Task prompt
Where a line holds the string "dialogue", return that line.

Input
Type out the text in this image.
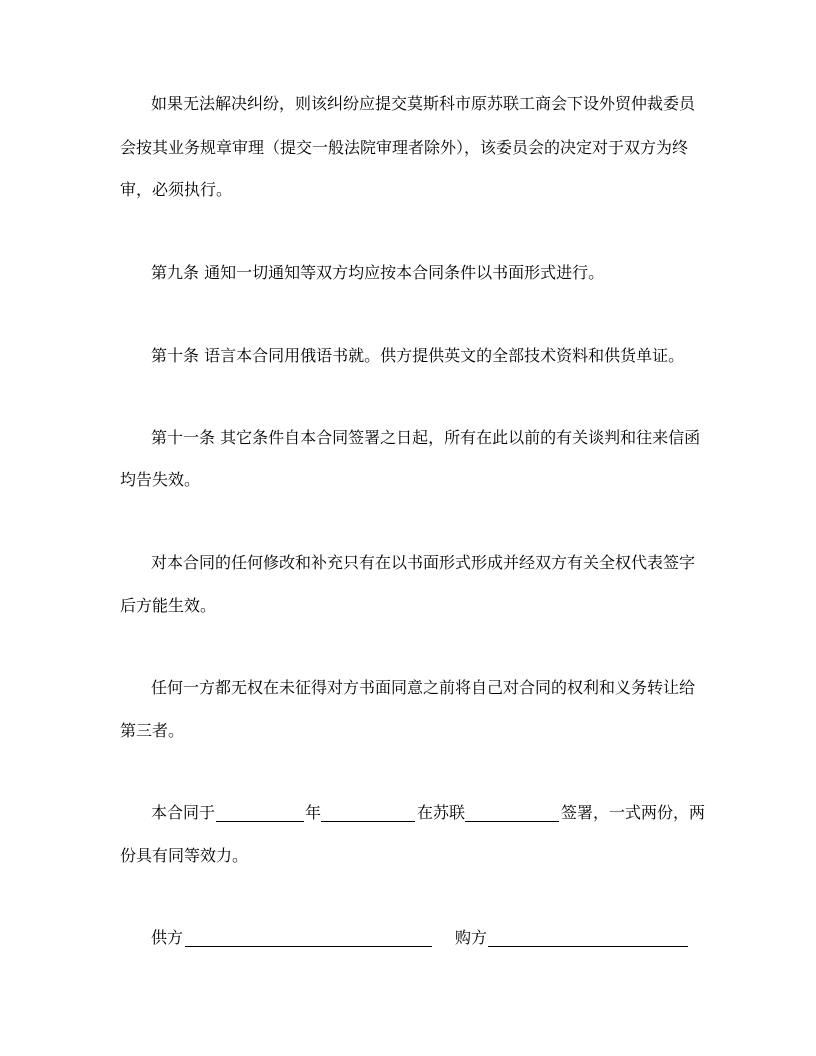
如果无法解决纠纷，则该纠纷应提交莫斯科市原苏联工商会下设外贸仲裁委员
会按其业务规章审理（提交一般法院审理者除外），该委员会的决定对于双方为终
审，必须执行。
第九条 通知一切通知等双方均应按本合同条件以书面形式进行。
第十条 语言本合同用俄语书就。供方提供英文的全部技术资料和供货单证。
第十一条 其它条件自本合同签署之日起，所有在此以前的有关谈判和往来信函
均告失效。
对本合同的任何修改和补充只有在以书面形式形成并经双方有关全权代表签字
后方能生效。
任何一方都无权在未征得对方书面同意之前将自己对合同的权利和义务转让给
第三者。
本合同于	年	在苏联	签署，一式两份，两
份具有同等效力。
供方	购方
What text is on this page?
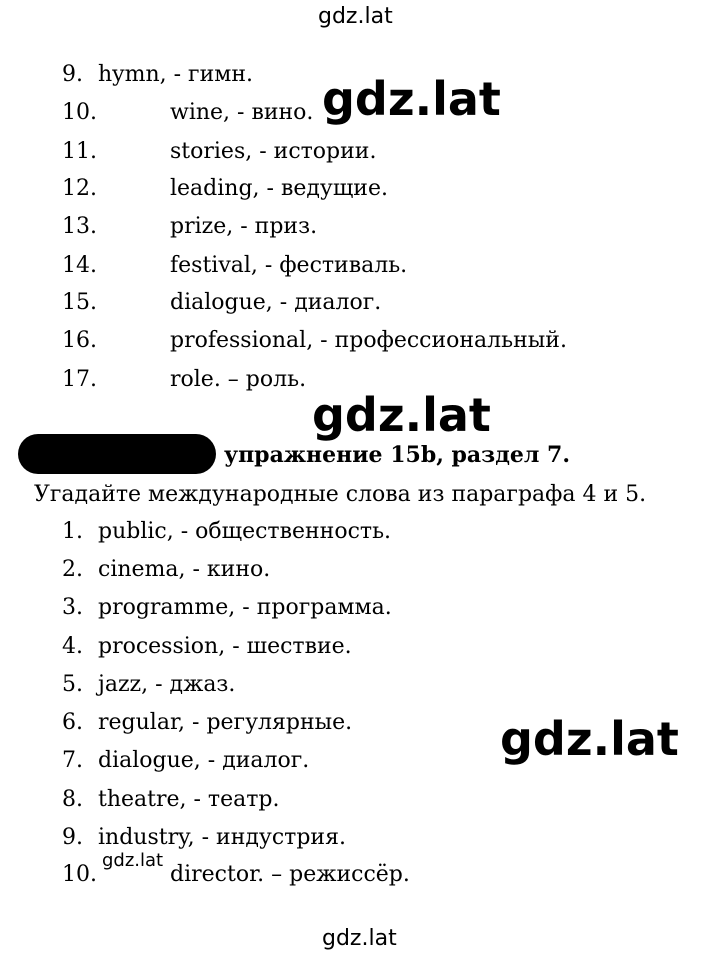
gdz.lat
9. hymn, - гимн.
10.	wine, - вино.
11.	stories, - истории.
12.	leading, - ведущие.
13.	prize, - приз.
14.	festival, - фестиваль.
15.	dialogue, - диалог.
16.	professional, - профессиональный.
17.	role. – роль.
gdz.lat
gdz.lat
упражнение 15b, раздел 7.
Угадайте международные слова из параграфа 4 и 5.
1. public, - общественность.
2. cinema, - кино.
3. programme, - программа.
4. procession, - шествие.
5. jazz, - джаз.
6. regular, - регулярные.
7. dialogue, - диалог.
8. theatre, - театр.
9. industry, - индустрия.
10.	director. – режиссёр.
gdz.lat
gdz.lat
gdz.lat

Finished exercise
15.	dialogue, - диалог.
7. dialogue, - диалог.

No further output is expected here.